+++ DATASET CONTENT +++

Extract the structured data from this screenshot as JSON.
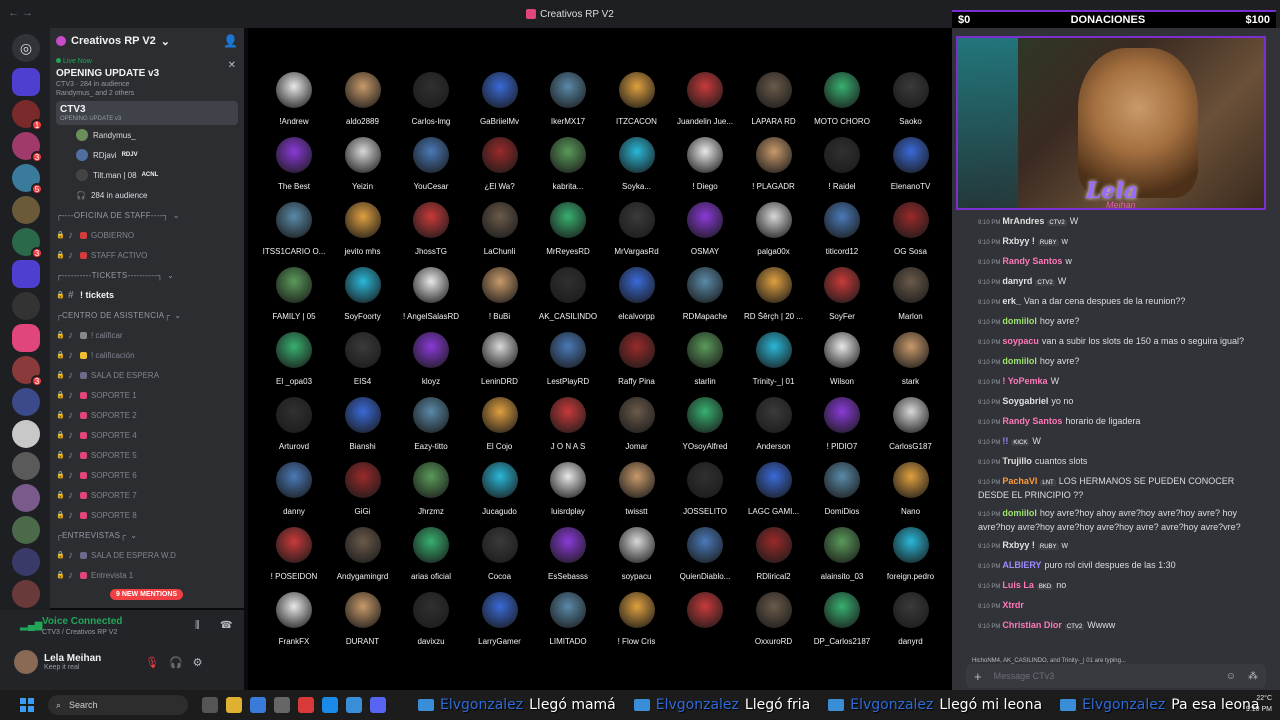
{
  "window": {
    "title": "Creativos RP V2",
    "nav_back": "←  →"
  },
  "guild": {
    "name": "Creativos RP V2"
  },
  "live_card": {
    "live_label": "Live Now",
    "title": "OPENING UPDATE v3",
    "line1": "CTV3 · 284 in audience",
    "line2": "Randymus_ and 2 others"
  },
  "channels": {
    "stage": {
      "name": "CTV3",
      "sub": "OPENING UPDATE v3"
    },
    "voice_users": [
      {
        "name": "Randymus_",
        "tag": "",
        "color": "#6b8f5a"
      },
      {
        "name": "RDjavi",
        "tag": "RDJV",
        "color": "#4f6fa0"
      },
      {
        "name": "Tilt.man | 08",
        "tag": "ACNL",
        "color": "#444"
      }
    ],
    "audience": "284 in audience",
    "items": [
      {
        "type": "cat",
        "label": "┌----OFICINA DE STAFF----┐"
      },
      {
        "type": "ch",
        "label": "GOBIERNO",
        "em": "#d43b3b"
      },
      {
        "type": "ch",
        "label": "STAFF ACTIVO",
        "em": "#d43b3b"
      },
      {
        "type": "cat",
        "label": "┌----------TICKETS----------┐"
      },
      {
        "type": "bold",
        "label": "! tickets"
      },
      {
        "type": "cat",
        "label": "┌CENTRO DE ASISTENCIA┌"
      },
      {
        "type": "ch",
        "label": "! calificar",
        "em": "#888"
      },
      {
        "type": "ch",
        "label": "! calificación",
        "em": "#f0c030"
      },
      {
        "type": "ch",
        "label": "SALA DE ESPERA",
        "em": "#6a6a8a"
      },
      {
        "type": "ch",
        "label": "SOPORTE 1",
        "em": "#e0457b"
      },
      {
        "type": "ch",
        "label": "SOPORTE 2",
        "em": "#e0457b"
      },
      {
        "type": "ch",
        "label": "SOPORTE 4",
        "em": "#e0457b"
      },
      {
        "type": "ch",
        "label": "SOPORTE 5",
        "em": "#e0457b"
      },
      {
        "type": "ch",
        "label": "SOPORTE 6",
        "em": "#e0457b"
      },
      {
        "type": "ch",
        "label": "SOPORTE 7",
        "em": "#e0457b"
      },
      {
        "type": "ch",
        "label": "SOPORTE 8",
        "em": "#e0457b"
      },
      {
        "type": "cat",
        "label": "┌ENTREVISTAS┌"
      },
      {
        "type": "ch",
        "label": "SALA DE ESPERA W.D",
        "em": "#6a6a8a"
      },
      {
        "type": "ch",
        "label": "Entrevista 1",
        "em": "#e0457b"
      }
    ],
    "mentions": "9 NEW MENTIONS"
  },
  "voice_panel": {
    "status": "Voice Connected",
    "where": "CTV3 / Creativos RP V2"
  },
  "user": {
    "name": "Lela Meihan",
    "status": "Keep it real"
  },
  "stage_grid": [
    [
      "!Andrew",
      "aldo2889",
      "Carlos-lmg",
      "GaBriielMv",
      "IkerMX17",
      "ITZCACON",
      "Juandelin Jue...",
      "LAPARA RD",
      "MOTO CHORO",
      "Saoko"
    ],
    [
      "The Best",
      "Yeizin",
      "YouCesar",
      "¿El Wa?",
      "kabrita...",
      "Soyka...",
      "! Diego",
      "! PLAGADR",
      "! Raidel",
      "ElenanoTV"
    ],
    [
      "ITSS1CARIO O...",
      "jevito mhs",
      "JhossTG",
      "LaChunli",
      "MrReyesRD",
      "MrVargasRd",
      "OSMAY",
      "palga00x",
      "titicord12",
      "OG Sosa"
    ],
    [
      "FAMILY | 05",
      "SoyFoorty",
      "! AngelSalasRD",
      "! BuBi",
      "AK_CASILINDO",
      "elcalvorpp",
      "RDMapache",
      "RD Šêrçh | 20 ...",
      "SoyFer",
      "Marlon"
    ],
    [
      "El _opa03",
      "EIS4",
      "kloyz",
      "LeninDRD",
      "LestPlayRD",
      "Raffy Pina",
      "starlin",
      "Trinity-_| 01",
      "Wilson",
      "stark"
    ],
    [
      "Arturovd",
      "Bianshi",
      "Eazy-titto",
      "El Cojo",
      "J O N A S",
      "Jomar",
      "YOsoyAlfred",
      "Anderson",
      "! PIDIO7",
      "CarlosG187"
    ],
    [
      "danny",
      "GiGi",
      "Jhrzmz",
      "Jucagudo",
      "luisrdplay",
      "twisstt",
      "JOSSELITO",
      "LAGC GAMI...",
      "DomiDios",
      "Nano"
    ],
    [
      "! POSEIDON",
      "Andygamingrd",
      "arias oficial",
      "Cocoa",
      "EsSebasss",
      "soypacu",
      "QuienDiablo...",
      "RDlirical2",
      "alainsito_03",
      "foreign.pedro"
    ],
    [
      "FrankFX",
      "DURANT",
      "davixzu",
      "LarryGamer",
      "LIMITADO",
      "! Flow Cris",
      "",
      "OxxuroRD",
      "DP_Carlos2187",
      "danyrd"
    ]
  ],
  "donations": {
    "left": "$0",
    "label": "DONACIONES",
    "right": "$100"
  },
  "overlay": {
    "brand": "Lela",
    "brand_sub": "Meihan"
  },
  "chat": [
    {
      "time": "9:10 PM",
      "author": "MrAndres",
      "tag": "CTV2",
      "color": "#e0e0e0",
      "text": "W"
    },
    {
      "time": "9:10 PM",
      "author": "Rxbyy !",
      "tag": "RUBY",
      "color": "#e0e0e0",
      "text": "w"
    },
    {
      "time": "9:10 PM",
      "author": "Randy Santos",
      "tag": "",
      "color": "#ff78b9",
      "text": "w"
    },
    {
      "time": "9:10 PM",
      "author": "danyrd",
      "tag": "CTV2",
      "color": "#e0e0e0",
      "text": "W"
    },
    {
      "time": "9:10 PM",
      "author": "erk_",
      "tag": "",
      "color": "#e0e0e0",
      "text": "Van a dar cena despues de la reunion??"
    },
    {
      "time": "9:10 PM",
      "author": "domiilol",
      "tag": "",
      "color": "#9be36c",
      "text": "hoy avre?"
    },
    {
      "time": "9:10 PM",
      "author": "soypacu",
      "tag": "",
      "color": "#ff78b9",
      "text": "van a subir los slots de 150 a mas o seguira igual?"
    },
    {
      "time": "9:10 PM",
      "author": "domiilol",
      "tag": "",
      "color": "#9be36c",
      "text": "hoy avre?"
    },
    {
      "time": "9:10 PM",
      "author": "! YoPemka",
      "tag": "",
      "color": "#ff78b9",
      "text": "W"
    },
    {
      "time": "9:10 PM",
      "author": "Soygabriel",
      "tag": "",
      "color": "#e0e0e0",
      "text": "yo no"
    },
    {
      "time": "9:10 PM",
      "author": "Randy Santos",
      "tag": "",
      "color": "#ff78b9",
      "text": "horario de ligadera"
    },
    {
      "time": "9:10 PM",
      "author": "!!",
      "tag": "KICK",
      "color": "#9a8cff",
      "text": "W"
    },
    {
      "time": "9:10 PM",
      "author": "Trujillo",
      "tag": "",
      "color": "#e0e0e0",
      "text": "cuantos slots"
    },
    {
      "time": "9:10 PM",
      "author": "PachaVI",
      "tag": "LNT",
      "color": "#ff9b3b",
      "text": "LOS HERMANOS SE PUEDEN CONOCER DESDE EL PRINCIPIO ??"
    },
    {
      "time": "9:10 PM",
      "author": "domiilol",
      "tag": "",
      "color": "#9be36c",
      "text": "hoy avre?hoy ahoy avre?hoy avre?hoy avre? hoy avre?hoy avre?hoy avre?hoy avre?hoy avre? avre?hoy avre?vre?"
    },
    {
      "time": "9:10 PM",
      "author": "Rxbyy !",
      "tag": "RUBY",
      "color": "#e0e0e0",
      "text": "w"
    },
    {
      "time": "9:10 PM",
      "author": "ALBIERY",
      "tag": "",
      "color": "#9a8cff",
      "text": "puro rol civil despues de las 1:30"
    },
    {
      "time": "9:10 PM",
      "author": "Luis La",
      "tag": "BKD",
      "color": "#ff78b9",
      "text": "no"
    },
    {
      "time": "9:10 PM",
      "author": "Xtrdr",
      "tag": "",
      "color": "#ff78b9",
      "text": ""
    },
    {
      "time": "9:10 PM",
      "author": "Christian Dior",
      "tag": "CTV2",
      "color": "#ff78b9",
      "text": "Wwww"
    }
  ],
  "typing": "HichoNM4, AK_CASILINDO, and Trinity-_| 01 are typing...",
  "composer": {
    "placeholder": "Message CTv3"
  },
  "taskbar": {
    "search": "Search",
    "clock": "9:10 PM",
    "date": "22°C"
  },
  "ticker": [
    {
      "nick": "Elvgonzalez",
      "text": "Llegó mamá"
    },
    {
      "nick": "Elvgonzalez",
      "text": "Llegó fria"
    },
    {
      "nick": "Elvgonzalez",
      "text": "Llegó mi leona"
    },
    {
      "nick": "Elvgonzalez",
      "text": "Pa esa leona"
    }
  ]
}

+++

# [TO BE DONE]
Pull every line containing "status" from the material above.

# [COMPLETE RESPONSE]
    "status": "Voice Connected",
    "status": "Keep it real"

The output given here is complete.